— Direction —
Copy everything in the listing below word for word, apart from any images.
"""
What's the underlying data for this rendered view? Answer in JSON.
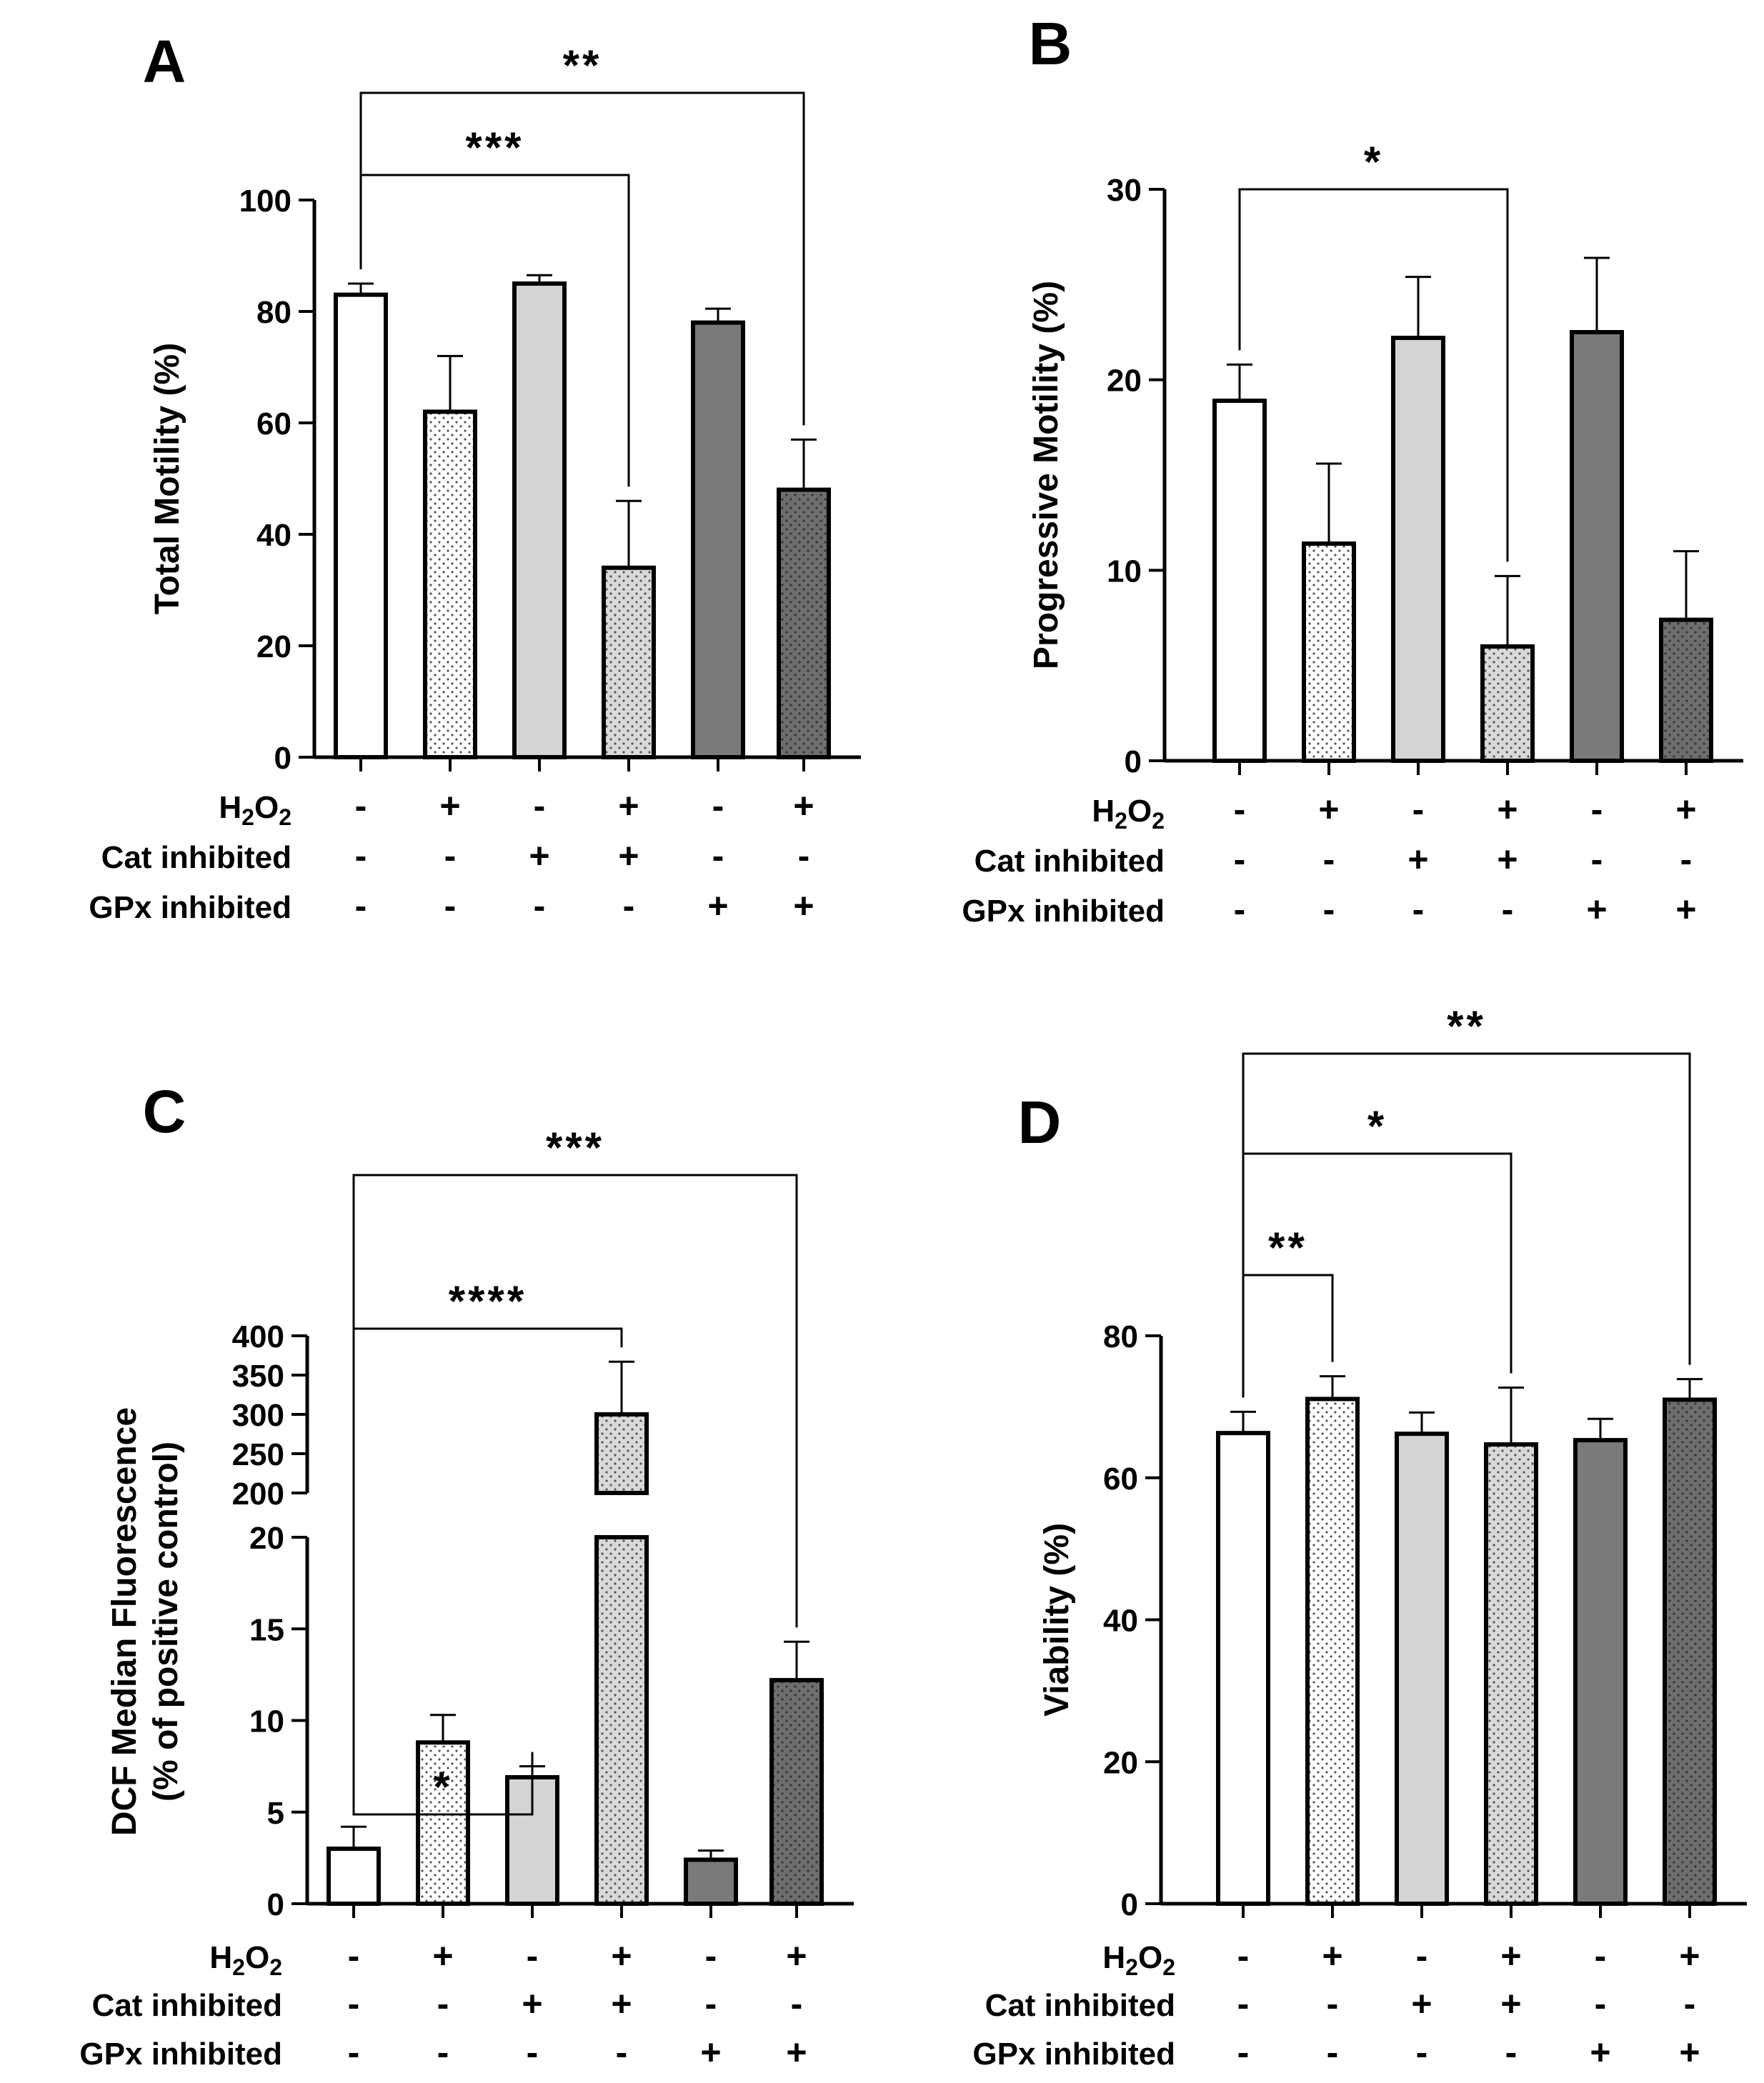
{
  "row_labels": [
    "H2O2",
    "Cat inhibited",
    "GPx inhibited"
  ],
  "conditions": {
    "h2o2": [
      "-",
      "+",
      "-",
      "+",
      "-",
      "+"
    ],
    "cat": [
      "-",
      "-",
      "+",
      "+",
      "-",
      "-"
    ],
    "gpx": [
      "-",
      "-",
      "-",
      "-",
      "+",
      "+"
    ]
  },
  "chart_data": [
    {
      "panel": "A",
      "type": "bar",
      "ylabel": "Total Motility (%)",
      "ylim": [
        0,
        100
      ],
      "yticks": [
        0,
        20,
        40,
        60,
        80,
        100
      ],
      "values": [
        83,
        62,
        85,
        34,
        78,
        48
      ],
      "errors": [
        2,
        10,
        1.5,
        12,
        2.5,
        9
      ],
      "significance": [
        {
          "from": 0,
          "to": 3,
          "label": "***"
        },
        {
          "from": 0,
          "to": 5,
          "label": "**"
        }
      ]
    },
    {
      "panel": "B",
      "type": "bar",
      "ylabel": "Progressive Motility (%)",
      "ylim": [
        0,
        30
      ],
      "yticks": [
        0,
        10,
        20,
        30
      ],
      "values": [
        18.9,
        11.4,
        22.2,
        6.0,
        22.5,
        7.4
      ],
      "errors": [
        1.9,
        4.2,
        3.2,
        3.7,
        3.9,
        3.6
      ],
      "significance": [
        {
          "from": 0,
          "to": 3,
          "label": "*"
        }
      ]
    },
    {
      "panel": "C",
      "type": "bar",
      "ylabel": "DCF Median Fluorescence",
      "ylabel2": "(% of positive control)",
      "axis_break": {
        "lower": [
          0,
          20
        ],
        "upper": [
          200,
          400
        ]
      },
      "yticks_lower": [
        0,
        5,
        10,
        15,
        20
      ],
      "yticks_upper": [
        200,
        250,
        300,
        350,
        400
      ],
      "values": [
        3.0,
        8.8,
        6.9,
        300,
        2.4,
        12.2
      ],
      "errors": [
        1.2,
        1.5,
        0.6,
        67,
        0.5,
        2.1
      ],
      "significance": [
        {
          "from": 0,
          "to": 2,
          "label": "*"
        },
        {
          "from": 0,
          "to": 3,
          "label": "****"
        },
        {
          "from": 0,
          "to": 5,
          "label": "***"
        }
      ]
    },
    {
      "panel": "D",
      "type": "bar",
      "ylabel": "Viability (%)",
      "ylim": [
        0,
        80
      ],
      "yticks": [
        0,
        20,
        40,
        60,
        80
      ],
      "values": [
        66.3,
        71.1,
        66.2,
        64.7,
        65.3,
        71.0
      ],
      "errors": [
        3.0,
        3.2,
        3.0,
        8.0,
        3.0,
        2.9
      ],
      "significance": [
        {
          "from": 0,
          "to": 1,
          "label": "**"
        },
        {
          "from": 0,
          "to": 3,
          "label": "*"
        },
        {
          "from": 0,
          "to": 5,
          "label": "**"
        }
      ]
    }
  ],
  "bar_colors": [
    "#ffffff",
    "#ffffff",
    "#d4d4d4",
    "#d4d4d4",
    "#7a7a7a",
    "#7a7a7a"
  ],
  "bar_dotted": [
    false,
    true,
    false,
    true,
    false,
    true
  ]
}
"""
— Answer to the problem —
What's the underlying data for this rendered view? Answer in JSON.
{
  "row_labels": [
    "H2O2",
    "Cat inhibited",
    "GPx inhibited"
  ],
  "conditions": {
    "h2o2": [
      "-",
      "+",
      "-",
      "+",
      "-",
      "+"
    ],
    "cat": [
      "-",
      "-",
      "+",
      "+",
      "-",
      "-"
    ],
    "gpx": [
      "-",
      "-",
      "-",
      "-",
      "+",
      "+"
    ]
  },
  "chart_data": [
    {
      "panel": "A",
      "type": "bar",
      "ylabel": "Total Motility (%)",
      "ylim": [
        0,
        100
      ],
      "yticks": [
        0,
        20,
        40,
        60,
        80,
        100
      ],
      "values": [
        83,
        62,
        85,
        34,
        78,
        48
      ],
      "errors": [
        2,
        10,
        1.5,
        12,
        2.5,
        9
      ],
      "significance": [
        {
          "from": 0,
          "to": 3,
          "label": "***"
        },
        {
          "from": 0,
          "to": 5,
          "label": "**"
        }
      ]
    },
    {
      "panel": "B",
      "type": "bar",
      "ylabel": "Progressive Motility (%)",
      "ylim": [
        0,
        30
      ],
      "yticks": [
        0,
        10,
        20,
        30
      ],
      "values": [
        18.9,
        11.4,
        22.2,
        6.0,
        22.5,
        7.4
      ],
      "errors": [
        1.9,
        4.2,
        3.2,
        3.7,
        3.9,
        3.6
      ],
      "significance": [
        {
          "from": 0,
          "to": 3,
          "label": "*"
        }
      ]
    },
    {
      "panel": "C",
      "type": "bar",
      "ylabel": "DCF Median Fluorescence",
      "ylabel2": "(% of positive control)",
      "axis_break": {
        "lower": [
          0,
          20
        ],
        "upper": [
          200,
          400
        ]
      },
      "yticks_lower": [
        0,
        5,
        10,
        15,
        20
      ],
      "yticks_upper": [
        200,
        250,
        300,
        350,
        400
      ],
      "values": [
        3.0,
        8.8,
        6.9,
        300,
        2.4,
        12.2
      ],
      "errors": [
        1.2,
        1.5,
        0.6,
        67,
        0.5,
        2.1
      ],
      "significance": [
        {
          "from": 0,
          "to": 2,
          "label": "*"
        },
        {
          "from": 0,
          "to": 3,
          "label": "****"
        },
        {
          "from": 0,
          "to": 5,
          "label": "***"
        }
      ]
    },
    {
      "panel": "D",
      "type": "bar",
      "ylabel": "Viability (%)",
      "ylim": [
        0,
        80
      ],
      "yticks": [
        0,
        20,
        40,
        60,
        80
      ],
      "values": [
        66.3,
        71.1,
        66.2,
        64.7,
        65.3,
        71.0
      ],
      "errors": [
        3.0,
        3.2,
        3.0,
        8.0,
        3.0,
        2.9
      ],
      "significance": [
        {
          "from": 0,
          "to": 1,
          "label": "**"
        },
        {
          "from": 0,
          "to": 3,
          "label": "*"
        },
        {
          "from": 0,
          "to": 5,
          "label": "**"
        }
      ]
    }
  ],
  "bar_colors": [
    "#ffffff",
    "#ffffff",
    "#d4d4d4",
    "#d4d4d4",
    "#7a7a7a",
    "#7a7a7a"
  ],
  "bar_dotted": [
    false,
    true,
    false,
    true,
    false,
    true
  ]
}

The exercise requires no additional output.